# [TASK BRIEF]
Go through the data below and count every line that has the word "rest". Return only the count.

# [SUPPLIED ENTRIES]
--
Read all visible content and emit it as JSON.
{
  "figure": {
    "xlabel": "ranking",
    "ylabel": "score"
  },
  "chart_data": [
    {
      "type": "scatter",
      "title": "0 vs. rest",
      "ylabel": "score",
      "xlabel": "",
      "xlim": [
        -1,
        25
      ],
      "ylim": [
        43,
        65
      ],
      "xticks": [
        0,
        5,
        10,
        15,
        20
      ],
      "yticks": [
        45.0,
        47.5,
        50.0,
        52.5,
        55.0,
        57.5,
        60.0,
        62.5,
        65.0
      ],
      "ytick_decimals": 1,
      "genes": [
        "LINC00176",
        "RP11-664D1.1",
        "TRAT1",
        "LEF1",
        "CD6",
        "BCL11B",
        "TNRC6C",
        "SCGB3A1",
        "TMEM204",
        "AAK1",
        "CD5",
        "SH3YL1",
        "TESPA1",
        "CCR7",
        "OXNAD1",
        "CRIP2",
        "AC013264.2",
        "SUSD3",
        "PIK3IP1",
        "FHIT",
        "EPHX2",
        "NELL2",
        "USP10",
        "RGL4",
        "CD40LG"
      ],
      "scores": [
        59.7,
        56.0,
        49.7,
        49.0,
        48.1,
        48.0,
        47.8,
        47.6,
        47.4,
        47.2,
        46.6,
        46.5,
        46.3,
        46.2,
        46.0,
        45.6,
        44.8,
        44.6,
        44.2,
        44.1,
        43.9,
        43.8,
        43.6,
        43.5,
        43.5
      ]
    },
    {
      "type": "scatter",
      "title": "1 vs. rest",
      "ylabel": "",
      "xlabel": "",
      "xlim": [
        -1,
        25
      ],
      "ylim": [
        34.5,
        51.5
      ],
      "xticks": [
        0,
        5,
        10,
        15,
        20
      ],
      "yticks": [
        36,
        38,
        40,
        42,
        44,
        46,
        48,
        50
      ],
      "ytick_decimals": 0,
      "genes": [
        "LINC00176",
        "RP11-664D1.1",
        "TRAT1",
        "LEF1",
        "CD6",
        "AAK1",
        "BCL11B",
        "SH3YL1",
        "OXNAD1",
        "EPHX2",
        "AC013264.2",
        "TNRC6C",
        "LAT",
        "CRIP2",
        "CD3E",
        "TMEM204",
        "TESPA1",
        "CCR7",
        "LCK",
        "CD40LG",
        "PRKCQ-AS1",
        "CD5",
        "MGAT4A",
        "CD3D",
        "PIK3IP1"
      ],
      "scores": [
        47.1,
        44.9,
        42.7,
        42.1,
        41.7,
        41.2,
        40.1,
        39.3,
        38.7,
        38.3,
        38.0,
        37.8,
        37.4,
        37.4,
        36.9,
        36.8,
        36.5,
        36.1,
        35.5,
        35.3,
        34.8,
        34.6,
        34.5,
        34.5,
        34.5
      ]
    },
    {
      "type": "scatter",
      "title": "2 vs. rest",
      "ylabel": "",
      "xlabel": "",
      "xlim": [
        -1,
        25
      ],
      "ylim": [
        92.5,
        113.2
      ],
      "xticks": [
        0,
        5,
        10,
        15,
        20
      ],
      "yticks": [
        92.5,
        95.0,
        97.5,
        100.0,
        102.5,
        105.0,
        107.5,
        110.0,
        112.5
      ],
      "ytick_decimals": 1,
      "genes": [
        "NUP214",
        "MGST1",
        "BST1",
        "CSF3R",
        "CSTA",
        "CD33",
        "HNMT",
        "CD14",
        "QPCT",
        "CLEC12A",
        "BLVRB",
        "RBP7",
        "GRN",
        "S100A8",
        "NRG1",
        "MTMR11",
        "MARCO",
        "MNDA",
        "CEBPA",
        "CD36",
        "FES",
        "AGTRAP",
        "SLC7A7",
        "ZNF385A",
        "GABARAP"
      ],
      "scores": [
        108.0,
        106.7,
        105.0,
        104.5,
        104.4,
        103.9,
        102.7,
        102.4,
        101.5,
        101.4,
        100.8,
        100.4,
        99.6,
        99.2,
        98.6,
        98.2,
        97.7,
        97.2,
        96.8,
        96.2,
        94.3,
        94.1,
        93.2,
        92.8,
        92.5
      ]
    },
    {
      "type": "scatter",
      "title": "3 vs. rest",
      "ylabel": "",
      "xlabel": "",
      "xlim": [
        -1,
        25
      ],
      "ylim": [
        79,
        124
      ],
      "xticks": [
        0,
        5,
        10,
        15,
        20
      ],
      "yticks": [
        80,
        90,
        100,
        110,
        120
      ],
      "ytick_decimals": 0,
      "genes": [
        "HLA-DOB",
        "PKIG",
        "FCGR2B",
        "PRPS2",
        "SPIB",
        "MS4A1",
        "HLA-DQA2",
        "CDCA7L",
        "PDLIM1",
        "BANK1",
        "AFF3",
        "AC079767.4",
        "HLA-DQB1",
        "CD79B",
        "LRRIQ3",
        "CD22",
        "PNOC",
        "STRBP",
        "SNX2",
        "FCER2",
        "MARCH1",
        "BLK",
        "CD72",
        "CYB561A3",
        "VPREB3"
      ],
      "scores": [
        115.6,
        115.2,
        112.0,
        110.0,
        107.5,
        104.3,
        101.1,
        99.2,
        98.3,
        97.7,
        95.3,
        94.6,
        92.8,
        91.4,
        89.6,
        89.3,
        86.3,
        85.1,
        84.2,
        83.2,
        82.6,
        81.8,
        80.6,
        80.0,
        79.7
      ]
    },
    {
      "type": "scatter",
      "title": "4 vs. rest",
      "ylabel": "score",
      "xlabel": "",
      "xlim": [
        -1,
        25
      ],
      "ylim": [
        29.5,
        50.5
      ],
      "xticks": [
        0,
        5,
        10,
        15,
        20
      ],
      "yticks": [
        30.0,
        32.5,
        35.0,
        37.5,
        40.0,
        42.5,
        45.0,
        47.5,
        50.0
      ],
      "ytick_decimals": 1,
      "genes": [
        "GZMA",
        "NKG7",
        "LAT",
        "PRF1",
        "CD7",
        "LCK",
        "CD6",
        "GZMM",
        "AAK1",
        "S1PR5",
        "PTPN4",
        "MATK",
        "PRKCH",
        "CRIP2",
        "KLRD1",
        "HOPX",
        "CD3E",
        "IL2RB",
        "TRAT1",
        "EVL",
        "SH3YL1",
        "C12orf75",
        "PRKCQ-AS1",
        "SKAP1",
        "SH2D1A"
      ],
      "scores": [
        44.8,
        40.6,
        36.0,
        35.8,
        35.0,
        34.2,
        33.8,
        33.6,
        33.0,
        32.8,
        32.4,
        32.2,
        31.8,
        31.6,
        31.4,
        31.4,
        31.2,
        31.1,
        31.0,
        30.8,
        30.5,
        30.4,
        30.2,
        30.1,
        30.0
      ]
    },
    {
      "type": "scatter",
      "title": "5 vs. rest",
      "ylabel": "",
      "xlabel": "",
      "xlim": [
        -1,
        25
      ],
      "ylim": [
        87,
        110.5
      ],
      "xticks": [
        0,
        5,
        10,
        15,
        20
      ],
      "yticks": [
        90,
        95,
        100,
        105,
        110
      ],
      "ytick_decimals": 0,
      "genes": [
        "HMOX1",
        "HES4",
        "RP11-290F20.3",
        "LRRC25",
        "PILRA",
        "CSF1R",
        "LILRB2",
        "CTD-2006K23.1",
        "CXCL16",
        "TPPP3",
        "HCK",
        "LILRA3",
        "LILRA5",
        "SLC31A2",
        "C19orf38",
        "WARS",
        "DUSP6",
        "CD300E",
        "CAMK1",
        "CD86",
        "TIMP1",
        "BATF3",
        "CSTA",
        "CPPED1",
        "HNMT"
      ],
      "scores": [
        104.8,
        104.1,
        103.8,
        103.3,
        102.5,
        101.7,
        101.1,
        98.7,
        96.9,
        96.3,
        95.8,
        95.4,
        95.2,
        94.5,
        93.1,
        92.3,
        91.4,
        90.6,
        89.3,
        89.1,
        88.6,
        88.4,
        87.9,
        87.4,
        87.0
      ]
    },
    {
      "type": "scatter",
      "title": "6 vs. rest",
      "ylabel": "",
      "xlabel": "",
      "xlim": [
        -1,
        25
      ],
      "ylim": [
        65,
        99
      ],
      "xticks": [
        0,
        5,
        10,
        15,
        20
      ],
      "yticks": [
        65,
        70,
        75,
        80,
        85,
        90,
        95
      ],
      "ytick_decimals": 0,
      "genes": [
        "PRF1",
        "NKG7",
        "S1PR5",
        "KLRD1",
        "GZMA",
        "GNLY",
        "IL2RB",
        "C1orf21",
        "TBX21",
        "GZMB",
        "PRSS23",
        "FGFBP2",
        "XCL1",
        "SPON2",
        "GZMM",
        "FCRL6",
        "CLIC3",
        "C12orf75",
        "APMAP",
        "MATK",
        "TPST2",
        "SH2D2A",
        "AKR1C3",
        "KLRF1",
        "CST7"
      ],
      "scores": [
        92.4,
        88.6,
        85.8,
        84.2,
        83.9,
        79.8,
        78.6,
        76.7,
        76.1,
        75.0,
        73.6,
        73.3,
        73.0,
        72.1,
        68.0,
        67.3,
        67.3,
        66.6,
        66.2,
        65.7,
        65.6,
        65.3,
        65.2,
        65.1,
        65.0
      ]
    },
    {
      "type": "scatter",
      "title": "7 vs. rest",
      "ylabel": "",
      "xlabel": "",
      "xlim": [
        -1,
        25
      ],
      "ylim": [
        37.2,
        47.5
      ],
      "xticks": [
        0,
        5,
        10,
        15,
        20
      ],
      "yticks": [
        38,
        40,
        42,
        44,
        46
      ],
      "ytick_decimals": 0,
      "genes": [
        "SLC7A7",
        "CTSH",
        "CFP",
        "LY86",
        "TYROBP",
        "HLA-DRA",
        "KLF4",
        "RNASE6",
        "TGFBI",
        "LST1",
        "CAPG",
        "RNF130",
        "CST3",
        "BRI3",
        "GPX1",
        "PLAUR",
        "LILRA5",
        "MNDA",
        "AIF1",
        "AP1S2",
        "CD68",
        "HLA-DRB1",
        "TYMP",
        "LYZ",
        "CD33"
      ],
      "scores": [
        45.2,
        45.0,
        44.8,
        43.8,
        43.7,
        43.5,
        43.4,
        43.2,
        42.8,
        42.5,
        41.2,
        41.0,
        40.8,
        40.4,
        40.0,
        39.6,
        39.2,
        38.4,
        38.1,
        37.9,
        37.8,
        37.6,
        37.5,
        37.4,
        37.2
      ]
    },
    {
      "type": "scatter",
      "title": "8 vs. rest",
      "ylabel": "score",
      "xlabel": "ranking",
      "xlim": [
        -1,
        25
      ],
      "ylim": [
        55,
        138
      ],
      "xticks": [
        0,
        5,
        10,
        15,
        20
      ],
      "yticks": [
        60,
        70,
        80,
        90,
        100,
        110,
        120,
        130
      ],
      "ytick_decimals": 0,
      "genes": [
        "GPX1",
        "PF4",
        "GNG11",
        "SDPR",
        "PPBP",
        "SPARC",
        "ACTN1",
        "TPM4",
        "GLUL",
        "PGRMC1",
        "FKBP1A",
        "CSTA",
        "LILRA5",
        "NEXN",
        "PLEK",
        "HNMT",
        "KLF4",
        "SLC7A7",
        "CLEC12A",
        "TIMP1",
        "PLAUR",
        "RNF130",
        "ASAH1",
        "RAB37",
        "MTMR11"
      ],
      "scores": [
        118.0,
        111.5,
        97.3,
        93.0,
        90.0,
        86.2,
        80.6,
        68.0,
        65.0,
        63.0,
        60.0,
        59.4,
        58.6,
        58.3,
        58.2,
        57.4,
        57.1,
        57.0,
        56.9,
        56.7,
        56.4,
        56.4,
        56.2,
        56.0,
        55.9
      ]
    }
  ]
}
--
# [ANSWER TO THIS EXERCISE]
9